GOAL OF THE EXERCISE: Find each line containing the word "price" and report how many there are. Add nothing else.

ROWS:
_ _ _ _ _

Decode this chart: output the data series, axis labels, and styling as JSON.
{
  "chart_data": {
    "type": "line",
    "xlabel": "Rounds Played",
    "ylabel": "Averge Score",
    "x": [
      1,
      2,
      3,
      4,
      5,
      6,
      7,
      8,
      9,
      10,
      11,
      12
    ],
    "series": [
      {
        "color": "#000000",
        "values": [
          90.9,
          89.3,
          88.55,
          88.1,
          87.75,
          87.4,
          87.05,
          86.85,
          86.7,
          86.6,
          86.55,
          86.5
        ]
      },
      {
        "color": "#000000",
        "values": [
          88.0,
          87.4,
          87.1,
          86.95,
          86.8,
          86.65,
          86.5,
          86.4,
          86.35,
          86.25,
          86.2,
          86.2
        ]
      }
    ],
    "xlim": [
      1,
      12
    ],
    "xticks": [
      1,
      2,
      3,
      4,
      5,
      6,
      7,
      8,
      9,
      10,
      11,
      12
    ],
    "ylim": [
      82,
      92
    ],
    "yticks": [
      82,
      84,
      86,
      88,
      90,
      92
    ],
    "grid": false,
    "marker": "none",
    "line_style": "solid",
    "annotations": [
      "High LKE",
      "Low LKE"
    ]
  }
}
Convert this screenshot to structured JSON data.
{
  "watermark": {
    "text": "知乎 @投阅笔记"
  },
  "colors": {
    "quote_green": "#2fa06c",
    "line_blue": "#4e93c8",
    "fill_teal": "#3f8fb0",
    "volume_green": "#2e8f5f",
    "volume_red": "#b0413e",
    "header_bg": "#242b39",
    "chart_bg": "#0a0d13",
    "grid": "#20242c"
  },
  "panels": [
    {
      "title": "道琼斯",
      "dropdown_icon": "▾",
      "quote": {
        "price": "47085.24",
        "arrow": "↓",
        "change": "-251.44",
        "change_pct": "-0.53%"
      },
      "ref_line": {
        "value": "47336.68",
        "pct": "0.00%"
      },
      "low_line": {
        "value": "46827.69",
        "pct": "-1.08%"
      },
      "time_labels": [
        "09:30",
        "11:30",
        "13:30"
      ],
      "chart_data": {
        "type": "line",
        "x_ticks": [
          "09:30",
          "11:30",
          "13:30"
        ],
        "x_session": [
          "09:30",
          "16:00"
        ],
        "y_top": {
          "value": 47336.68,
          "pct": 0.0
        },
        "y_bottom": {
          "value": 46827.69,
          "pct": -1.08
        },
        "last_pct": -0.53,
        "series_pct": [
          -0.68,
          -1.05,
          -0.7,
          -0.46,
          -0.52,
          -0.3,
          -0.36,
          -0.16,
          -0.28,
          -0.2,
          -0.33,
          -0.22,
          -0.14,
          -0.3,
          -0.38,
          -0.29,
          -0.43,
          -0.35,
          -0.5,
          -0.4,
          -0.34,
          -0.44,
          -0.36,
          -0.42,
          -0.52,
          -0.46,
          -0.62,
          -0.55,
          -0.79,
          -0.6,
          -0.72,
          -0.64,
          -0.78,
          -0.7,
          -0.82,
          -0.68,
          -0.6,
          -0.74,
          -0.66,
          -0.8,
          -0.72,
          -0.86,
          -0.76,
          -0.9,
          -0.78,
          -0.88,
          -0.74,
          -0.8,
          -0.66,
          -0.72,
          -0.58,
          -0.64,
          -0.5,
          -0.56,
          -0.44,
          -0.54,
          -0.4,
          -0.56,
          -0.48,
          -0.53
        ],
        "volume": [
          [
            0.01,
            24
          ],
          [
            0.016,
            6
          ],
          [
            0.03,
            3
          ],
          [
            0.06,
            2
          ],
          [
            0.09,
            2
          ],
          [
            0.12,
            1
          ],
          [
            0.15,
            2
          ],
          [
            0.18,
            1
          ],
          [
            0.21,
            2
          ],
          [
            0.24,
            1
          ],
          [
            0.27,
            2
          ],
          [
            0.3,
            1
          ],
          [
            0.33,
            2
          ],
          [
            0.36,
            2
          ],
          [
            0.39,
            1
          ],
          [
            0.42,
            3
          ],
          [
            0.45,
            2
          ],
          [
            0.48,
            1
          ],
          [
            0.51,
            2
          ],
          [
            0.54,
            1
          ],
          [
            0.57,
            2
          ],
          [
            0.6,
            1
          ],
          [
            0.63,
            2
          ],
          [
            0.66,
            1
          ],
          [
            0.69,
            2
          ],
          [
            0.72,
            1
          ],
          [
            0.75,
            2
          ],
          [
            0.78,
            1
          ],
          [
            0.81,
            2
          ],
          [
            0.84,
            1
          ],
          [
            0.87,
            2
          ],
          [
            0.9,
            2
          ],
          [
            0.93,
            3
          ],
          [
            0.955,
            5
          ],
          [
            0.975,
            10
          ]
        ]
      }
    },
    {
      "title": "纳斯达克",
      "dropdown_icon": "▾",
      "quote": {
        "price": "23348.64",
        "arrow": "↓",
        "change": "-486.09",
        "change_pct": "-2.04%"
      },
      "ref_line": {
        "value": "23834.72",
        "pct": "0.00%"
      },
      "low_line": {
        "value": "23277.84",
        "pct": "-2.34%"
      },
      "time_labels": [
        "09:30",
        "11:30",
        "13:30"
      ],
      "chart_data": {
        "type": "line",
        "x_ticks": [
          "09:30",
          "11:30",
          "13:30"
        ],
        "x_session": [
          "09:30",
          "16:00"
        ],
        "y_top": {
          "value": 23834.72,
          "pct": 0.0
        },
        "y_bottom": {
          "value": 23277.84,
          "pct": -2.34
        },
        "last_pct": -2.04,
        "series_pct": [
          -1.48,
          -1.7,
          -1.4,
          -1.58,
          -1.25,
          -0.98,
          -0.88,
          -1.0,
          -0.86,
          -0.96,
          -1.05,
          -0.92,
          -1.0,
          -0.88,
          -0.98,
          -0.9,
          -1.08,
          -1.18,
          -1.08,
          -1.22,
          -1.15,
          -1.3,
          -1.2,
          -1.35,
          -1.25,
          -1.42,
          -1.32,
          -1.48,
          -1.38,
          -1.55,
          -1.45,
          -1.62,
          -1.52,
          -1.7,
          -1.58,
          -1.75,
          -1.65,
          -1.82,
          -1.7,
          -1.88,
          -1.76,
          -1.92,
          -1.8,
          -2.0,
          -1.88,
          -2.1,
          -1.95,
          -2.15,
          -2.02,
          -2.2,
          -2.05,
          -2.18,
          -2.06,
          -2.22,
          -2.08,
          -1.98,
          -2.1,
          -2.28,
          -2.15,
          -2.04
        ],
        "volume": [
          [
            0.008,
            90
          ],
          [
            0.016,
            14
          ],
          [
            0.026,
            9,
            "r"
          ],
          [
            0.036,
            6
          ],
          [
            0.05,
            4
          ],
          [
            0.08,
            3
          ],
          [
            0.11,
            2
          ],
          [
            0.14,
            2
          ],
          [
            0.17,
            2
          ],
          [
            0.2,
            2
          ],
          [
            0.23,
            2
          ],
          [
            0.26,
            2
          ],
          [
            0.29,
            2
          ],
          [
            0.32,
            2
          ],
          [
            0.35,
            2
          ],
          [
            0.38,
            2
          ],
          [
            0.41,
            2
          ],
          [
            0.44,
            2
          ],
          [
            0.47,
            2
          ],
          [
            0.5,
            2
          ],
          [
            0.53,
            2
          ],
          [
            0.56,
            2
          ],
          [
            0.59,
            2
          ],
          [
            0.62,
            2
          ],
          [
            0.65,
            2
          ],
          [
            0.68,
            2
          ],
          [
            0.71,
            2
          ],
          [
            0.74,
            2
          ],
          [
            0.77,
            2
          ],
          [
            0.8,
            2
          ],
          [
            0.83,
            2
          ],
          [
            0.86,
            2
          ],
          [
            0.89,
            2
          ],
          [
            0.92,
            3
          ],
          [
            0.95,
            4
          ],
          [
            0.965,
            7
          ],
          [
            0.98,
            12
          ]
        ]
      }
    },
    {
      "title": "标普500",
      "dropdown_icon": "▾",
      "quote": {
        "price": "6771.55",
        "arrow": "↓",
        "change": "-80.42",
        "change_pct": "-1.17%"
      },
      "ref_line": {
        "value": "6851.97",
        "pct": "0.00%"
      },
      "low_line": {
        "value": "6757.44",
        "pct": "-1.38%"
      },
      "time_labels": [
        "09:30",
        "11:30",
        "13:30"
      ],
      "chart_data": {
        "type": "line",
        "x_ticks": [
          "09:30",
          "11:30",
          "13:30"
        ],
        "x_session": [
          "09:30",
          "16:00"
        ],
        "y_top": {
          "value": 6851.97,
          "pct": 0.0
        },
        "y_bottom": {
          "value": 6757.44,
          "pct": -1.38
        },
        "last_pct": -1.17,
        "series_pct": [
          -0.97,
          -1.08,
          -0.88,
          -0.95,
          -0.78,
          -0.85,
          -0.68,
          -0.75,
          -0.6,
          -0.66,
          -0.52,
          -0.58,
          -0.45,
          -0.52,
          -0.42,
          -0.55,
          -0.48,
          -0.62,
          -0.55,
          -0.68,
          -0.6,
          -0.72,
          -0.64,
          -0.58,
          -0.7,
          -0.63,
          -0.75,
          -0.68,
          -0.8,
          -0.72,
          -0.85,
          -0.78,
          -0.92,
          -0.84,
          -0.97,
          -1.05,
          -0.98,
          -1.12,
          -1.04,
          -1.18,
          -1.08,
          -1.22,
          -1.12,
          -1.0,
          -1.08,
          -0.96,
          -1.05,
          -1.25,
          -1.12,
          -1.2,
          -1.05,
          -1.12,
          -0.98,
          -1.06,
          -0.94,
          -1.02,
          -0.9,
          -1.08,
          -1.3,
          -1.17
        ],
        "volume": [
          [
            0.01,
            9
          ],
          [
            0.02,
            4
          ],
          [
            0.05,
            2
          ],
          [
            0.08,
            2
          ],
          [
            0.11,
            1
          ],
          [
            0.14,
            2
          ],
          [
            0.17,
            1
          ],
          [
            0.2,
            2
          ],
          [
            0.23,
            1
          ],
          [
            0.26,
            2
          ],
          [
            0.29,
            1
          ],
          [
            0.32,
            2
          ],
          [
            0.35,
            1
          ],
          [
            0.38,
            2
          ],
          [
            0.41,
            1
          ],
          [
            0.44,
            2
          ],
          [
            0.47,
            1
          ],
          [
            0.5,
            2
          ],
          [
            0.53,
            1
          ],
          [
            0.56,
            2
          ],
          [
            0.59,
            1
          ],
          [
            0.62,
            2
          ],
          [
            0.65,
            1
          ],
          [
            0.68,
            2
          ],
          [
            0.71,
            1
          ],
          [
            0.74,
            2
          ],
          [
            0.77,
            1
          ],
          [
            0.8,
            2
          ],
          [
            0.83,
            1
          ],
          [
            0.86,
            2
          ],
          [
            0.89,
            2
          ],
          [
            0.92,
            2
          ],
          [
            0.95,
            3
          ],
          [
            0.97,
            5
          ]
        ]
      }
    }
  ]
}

_ _ _ _ _

WRITTEN SOLUTION: 3